• **The problem**: Show all lines of the listing that hold the word "title".

• **Data rows**:
──────────

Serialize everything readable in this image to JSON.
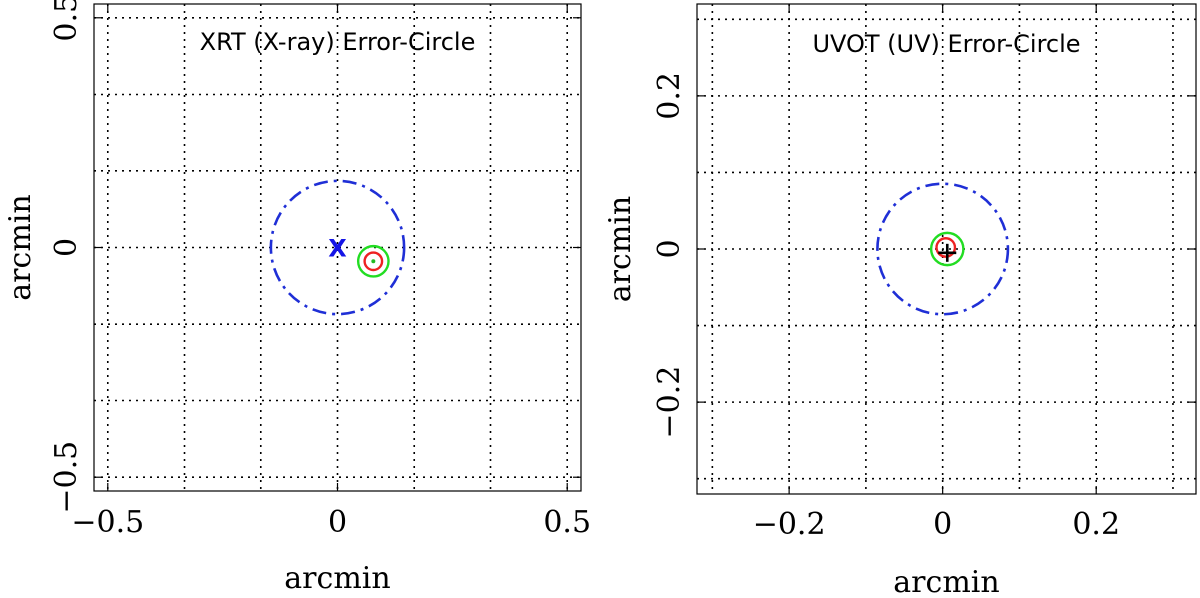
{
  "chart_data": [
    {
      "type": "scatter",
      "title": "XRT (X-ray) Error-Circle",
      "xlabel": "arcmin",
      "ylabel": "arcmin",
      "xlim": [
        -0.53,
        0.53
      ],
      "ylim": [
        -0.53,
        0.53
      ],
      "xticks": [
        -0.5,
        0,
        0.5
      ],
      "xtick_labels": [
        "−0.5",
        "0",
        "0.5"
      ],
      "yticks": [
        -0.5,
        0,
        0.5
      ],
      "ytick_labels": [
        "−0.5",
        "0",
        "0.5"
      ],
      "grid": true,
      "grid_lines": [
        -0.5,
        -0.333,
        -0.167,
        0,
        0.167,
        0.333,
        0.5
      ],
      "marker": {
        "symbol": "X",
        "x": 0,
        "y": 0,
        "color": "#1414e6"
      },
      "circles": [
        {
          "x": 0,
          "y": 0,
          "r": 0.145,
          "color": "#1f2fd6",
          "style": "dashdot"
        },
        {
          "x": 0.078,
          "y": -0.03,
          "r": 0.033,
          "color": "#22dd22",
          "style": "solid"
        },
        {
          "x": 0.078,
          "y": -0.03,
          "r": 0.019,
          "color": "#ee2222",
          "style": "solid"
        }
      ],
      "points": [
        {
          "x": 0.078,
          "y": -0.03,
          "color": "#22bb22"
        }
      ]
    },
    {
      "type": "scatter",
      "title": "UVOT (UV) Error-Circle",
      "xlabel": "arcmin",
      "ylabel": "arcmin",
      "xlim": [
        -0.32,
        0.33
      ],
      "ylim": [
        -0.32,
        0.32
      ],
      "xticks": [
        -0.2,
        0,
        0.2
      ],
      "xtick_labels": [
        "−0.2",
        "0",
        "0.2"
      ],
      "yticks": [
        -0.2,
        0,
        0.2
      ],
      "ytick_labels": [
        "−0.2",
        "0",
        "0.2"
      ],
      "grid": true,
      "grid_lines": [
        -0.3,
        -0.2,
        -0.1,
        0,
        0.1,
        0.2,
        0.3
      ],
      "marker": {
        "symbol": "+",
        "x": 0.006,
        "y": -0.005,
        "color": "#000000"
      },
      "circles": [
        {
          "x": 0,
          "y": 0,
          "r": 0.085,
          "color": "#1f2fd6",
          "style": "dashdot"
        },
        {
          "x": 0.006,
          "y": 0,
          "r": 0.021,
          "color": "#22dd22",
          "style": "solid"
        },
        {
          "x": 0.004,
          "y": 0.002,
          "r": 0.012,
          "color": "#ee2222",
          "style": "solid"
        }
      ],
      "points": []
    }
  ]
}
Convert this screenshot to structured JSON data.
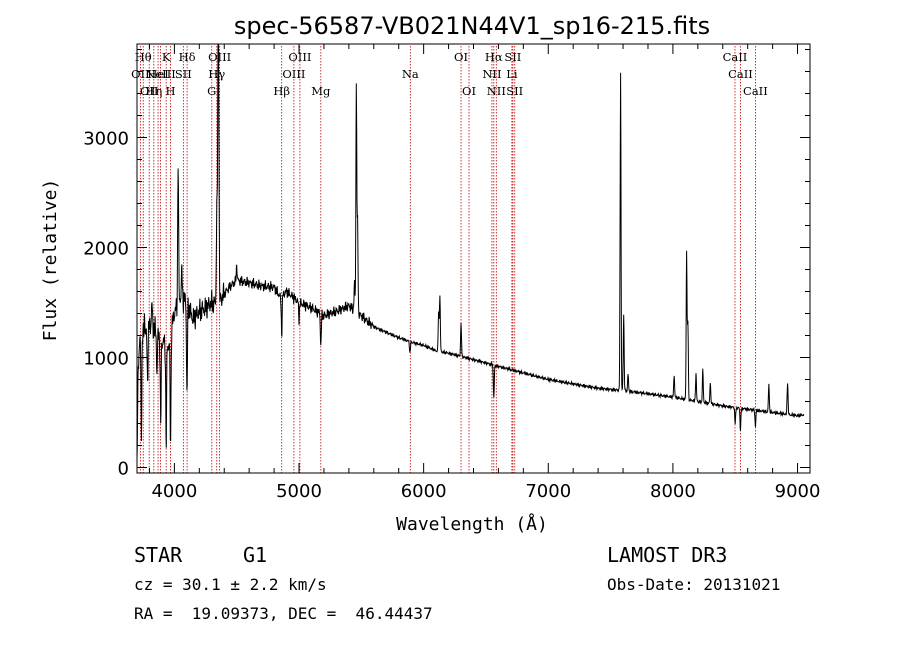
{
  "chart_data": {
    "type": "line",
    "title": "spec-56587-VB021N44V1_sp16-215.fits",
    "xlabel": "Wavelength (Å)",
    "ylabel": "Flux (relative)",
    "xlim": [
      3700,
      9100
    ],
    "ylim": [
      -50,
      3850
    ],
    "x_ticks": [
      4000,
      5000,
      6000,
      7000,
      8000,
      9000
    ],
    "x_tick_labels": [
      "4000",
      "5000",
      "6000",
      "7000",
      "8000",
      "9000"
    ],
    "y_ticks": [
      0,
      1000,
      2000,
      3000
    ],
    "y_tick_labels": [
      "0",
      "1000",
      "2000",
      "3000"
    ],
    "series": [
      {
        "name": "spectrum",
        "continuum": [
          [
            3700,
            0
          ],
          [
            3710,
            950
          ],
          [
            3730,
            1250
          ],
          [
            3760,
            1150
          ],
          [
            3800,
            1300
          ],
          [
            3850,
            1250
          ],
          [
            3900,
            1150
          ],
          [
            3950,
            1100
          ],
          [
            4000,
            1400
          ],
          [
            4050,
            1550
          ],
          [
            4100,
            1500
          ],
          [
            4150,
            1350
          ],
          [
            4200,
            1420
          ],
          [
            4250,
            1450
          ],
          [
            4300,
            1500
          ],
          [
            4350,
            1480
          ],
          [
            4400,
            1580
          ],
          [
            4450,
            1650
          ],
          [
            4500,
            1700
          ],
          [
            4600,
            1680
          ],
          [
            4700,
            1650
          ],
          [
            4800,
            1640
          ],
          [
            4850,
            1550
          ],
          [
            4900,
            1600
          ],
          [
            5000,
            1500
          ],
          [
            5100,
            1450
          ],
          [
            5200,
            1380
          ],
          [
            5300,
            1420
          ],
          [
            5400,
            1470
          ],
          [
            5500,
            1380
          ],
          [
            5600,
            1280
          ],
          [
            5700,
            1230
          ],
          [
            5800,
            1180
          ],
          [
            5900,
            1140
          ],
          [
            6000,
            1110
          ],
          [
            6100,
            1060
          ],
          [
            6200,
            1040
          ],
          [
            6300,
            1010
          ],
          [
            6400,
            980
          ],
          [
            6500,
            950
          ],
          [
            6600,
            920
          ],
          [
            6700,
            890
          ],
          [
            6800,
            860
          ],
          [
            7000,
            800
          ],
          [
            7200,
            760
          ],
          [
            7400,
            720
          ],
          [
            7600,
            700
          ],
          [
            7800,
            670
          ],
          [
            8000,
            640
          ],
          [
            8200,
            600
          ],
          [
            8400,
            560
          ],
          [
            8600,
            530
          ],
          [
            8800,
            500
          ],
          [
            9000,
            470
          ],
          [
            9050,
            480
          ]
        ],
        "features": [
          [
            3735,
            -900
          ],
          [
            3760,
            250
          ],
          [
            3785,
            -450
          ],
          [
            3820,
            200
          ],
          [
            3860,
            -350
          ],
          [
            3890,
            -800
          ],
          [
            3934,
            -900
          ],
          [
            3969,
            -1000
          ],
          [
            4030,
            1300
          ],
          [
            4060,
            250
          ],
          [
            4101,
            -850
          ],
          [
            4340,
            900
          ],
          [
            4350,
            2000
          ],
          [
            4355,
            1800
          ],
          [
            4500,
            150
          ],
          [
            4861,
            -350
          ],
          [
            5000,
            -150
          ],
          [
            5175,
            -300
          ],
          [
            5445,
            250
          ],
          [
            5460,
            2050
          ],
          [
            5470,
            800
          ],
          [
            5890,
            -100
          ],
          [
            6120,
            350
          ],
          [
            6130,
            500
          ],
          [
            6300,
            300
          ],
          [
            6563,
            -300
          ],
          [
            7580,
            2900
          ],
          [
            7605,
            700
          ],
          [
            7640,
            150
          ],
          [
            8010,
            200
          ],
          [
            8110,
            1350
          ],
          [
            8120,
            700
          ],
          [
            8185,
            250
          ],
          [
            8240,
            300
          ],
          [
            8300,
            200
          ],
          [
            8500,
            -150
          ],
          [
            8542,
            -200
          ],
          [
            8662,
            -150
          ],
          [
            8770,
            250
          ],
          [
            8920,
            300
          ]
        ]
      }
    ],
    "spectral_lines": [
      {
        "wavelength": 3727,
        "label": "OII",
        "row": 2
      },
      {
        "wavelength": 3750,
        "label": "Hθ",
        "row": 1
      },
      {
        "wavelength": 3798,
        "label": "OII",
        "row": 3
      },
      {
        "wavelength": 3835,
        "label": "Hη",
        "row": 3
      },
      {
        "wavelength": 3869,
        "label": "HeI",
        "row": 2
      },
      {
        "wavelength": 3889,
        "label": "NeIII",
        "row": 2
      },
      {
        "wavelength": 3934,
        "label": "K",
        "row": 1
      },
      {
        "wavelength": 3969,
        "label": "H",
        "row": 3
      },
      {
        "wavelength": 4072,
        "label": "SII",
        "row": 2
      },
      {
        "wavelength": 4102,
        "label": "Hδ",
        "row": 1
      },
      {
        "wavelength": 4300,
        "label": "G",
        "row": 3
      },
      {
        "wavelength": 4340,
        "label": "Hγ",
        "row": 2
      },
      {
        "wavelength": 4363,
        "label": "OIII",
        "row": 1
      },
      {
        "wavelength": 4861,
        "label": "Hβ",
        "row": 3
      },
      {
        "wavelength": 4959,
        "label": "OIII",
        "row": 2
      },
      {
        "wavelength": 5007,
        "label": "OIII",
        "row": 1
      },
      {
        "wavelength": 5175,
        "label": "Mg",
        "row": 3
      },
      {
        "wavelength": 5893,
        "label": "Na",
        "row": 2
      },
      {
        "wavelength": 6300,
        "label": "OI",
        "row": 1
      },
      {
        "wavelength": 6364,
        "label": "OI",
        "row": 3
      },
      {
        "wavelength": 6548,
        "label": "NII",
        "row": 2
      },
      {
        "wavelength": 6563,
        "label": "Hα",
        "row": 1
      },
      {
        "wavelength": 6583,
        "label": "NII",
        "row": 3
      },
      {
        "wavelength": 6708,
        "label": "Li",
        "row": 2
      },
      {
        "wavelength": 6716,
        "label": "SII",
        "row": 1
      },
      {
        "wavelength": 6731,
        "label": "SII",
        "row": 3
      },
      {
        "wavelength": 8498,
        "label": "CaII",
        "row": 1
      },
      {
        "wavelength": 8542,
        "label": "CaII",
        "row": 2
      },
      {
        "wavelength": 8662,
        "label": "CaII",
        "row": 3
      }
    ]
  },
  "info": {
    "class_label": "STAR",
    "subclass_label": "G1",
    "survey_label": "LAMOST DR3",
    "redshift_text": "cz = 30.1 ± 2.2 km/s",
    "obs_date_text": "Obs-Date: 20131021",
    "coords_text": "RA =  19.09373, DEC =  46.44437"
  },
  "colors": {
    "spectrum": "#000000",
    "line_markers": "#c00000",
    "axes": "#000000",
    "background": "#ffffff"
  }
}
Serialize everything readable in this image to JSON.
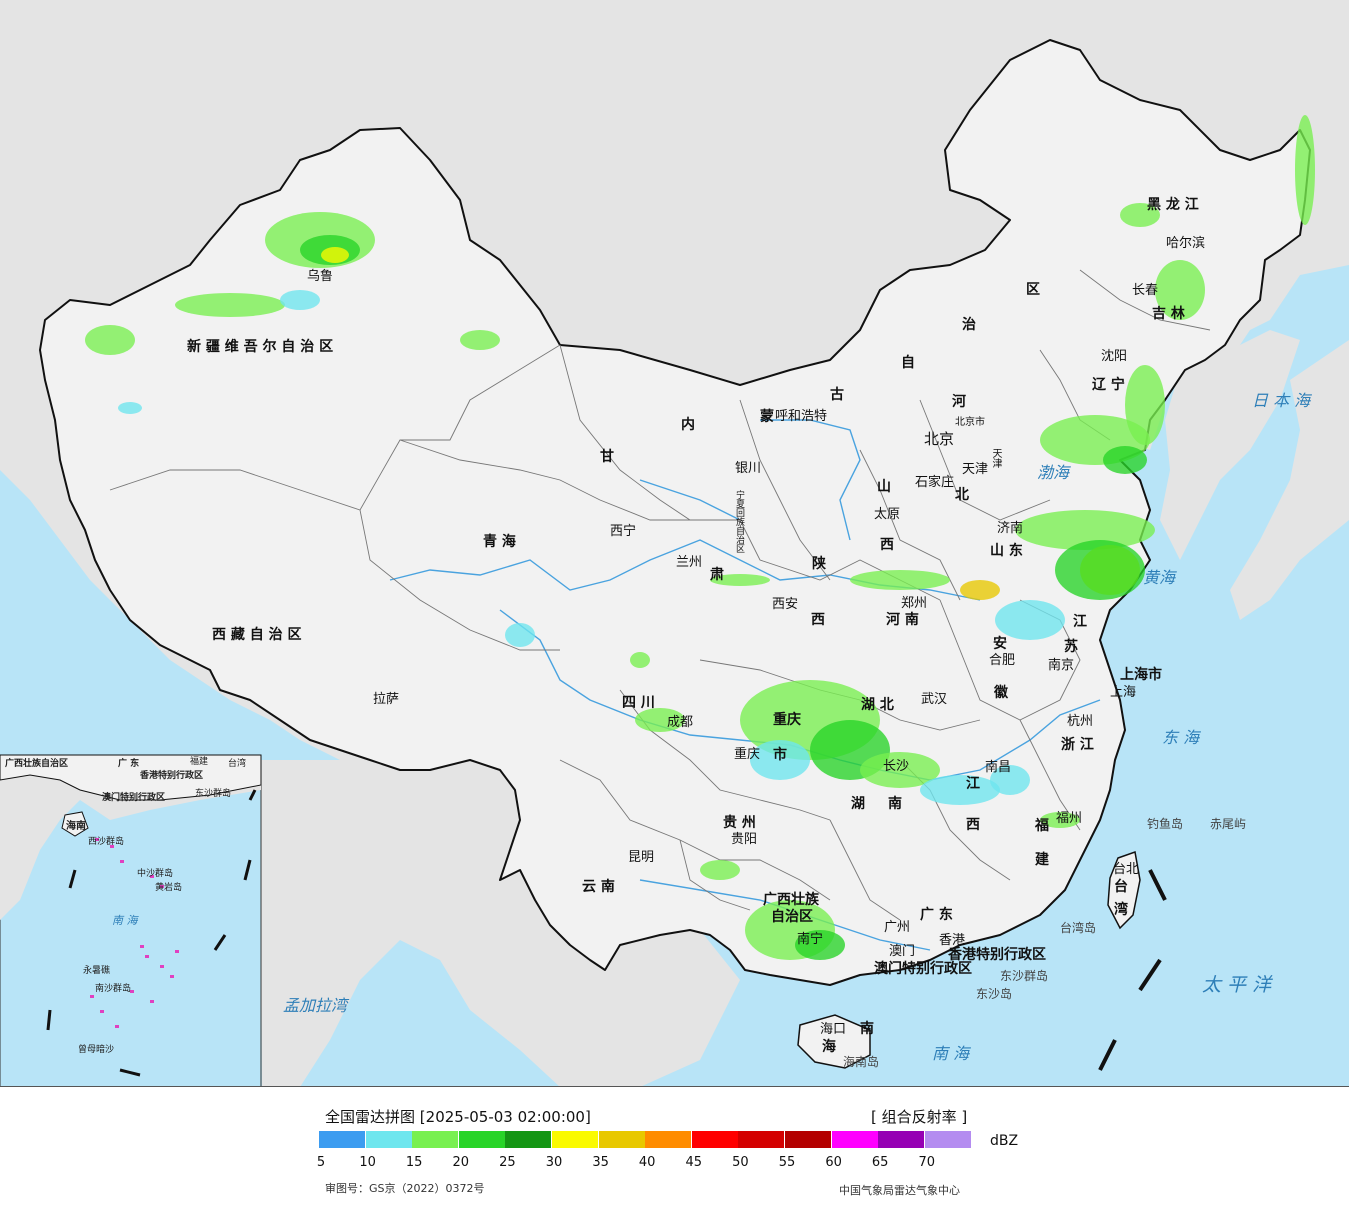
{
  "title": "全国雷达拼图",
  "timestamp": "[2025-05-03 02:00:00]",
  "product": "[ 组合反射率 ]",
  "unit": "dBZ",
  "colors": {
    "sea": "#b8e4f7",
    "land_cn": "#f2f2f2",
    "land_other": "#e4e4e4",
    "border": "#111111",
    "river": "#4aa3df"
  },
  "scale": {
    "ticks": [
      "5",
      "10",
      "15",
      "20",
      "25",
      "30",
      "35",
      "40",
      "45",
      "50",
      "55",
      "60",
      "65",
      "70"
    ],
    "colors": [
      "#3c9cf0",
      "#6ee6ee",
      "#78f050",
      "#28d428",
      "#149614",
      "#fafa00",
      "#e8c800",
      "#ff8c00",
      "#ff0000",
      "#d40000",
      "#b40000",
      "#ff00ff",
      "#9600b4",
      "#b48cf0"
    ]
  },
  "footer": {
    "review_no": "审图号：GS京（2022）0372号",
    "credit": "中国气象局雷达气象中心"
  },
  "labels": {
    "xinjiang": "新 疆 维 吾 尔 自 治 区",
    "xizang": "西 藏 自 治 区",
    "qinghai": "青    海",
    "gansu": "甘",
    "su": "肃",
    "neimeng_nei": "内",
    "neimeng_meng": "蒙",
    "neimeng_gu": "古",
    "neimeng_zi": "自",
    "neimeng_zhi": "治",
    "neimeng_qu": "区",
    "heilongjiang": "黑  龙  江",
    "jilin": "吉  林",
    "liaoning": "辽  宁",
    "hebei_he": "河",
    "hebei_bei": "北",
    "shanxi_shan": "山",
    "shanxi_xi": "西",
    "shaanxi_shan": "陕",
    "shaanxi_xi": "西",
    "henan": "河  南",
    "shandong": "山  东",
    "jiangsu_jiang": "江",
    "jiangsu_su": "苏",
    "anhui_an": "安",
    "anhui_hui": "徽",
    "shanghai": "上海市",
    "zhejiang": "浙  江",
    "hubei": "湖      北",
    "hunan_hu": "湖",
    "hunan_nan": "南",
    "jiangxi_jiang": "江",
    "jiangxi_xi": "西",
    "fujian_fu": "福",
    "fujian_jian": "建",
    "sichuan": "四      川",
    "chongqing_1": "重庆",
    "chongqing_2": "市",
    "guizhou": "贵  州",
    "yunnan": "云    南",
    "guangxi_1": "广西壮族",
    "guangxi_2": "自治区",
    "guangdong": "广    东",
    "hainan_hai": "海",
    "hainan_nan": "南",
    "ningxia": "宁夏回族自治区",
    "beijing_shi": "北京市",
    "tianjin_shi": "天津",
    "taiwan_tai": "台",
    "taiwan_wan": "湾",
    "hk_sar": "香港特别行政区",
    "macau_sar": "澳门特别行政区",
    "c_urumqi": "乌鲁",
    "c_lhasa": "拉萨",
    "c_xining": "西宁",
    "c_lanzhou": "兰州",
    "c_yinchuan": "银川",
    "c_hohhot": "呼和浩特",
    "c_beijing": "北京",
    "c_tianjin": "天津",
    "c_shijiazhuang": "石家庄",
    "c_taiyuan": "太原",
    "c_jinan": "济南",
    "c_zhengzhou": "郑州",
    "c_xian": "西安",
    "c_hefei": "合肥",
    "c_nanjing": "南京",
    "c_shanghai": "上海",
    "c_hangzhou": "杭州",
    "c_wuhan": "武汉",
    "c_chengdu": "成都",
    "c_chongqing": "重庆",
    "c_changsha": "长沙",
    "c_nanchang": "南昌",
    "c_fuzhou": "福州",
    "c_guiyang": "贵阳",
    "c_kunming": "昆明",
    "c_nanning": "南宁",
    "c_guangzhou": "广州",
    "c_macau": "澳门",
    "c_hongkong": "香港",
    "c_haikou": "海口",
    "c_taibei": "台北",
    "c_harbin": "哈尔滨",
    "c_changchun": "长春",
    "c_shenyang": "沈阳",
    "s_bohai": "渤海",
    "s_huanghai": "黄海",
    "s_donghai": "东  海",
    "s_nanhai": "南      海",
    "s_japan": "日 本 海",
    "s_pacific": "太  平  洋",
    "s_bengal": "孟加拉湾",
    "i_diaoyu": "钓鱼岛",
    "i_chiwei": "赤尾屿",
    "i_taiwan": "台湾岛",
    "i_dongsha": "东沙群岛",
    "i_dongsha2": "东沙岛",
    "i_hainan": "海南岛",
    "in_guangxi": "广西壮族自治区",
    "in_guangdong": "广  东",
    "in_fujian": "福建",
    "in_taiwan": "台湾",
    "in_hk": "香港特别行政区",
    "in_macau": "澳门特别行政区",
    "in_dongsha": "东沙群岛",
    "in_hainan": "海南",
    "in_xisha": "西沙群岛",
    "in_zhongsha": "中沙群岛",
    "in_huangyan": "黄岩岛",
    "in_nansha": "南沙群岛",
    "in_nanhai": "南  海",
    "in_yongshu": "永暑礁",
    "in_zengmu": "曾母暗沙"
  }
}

──────────

• **Written reply**:
      "title": "XRT (X-ray) Error-Circle",
      "title": "UVOT (UV) Error-Circle",
    "title": "spec-56587-VB021N44V1_sp16-215.fits",
  "title": "全国雷达拼图",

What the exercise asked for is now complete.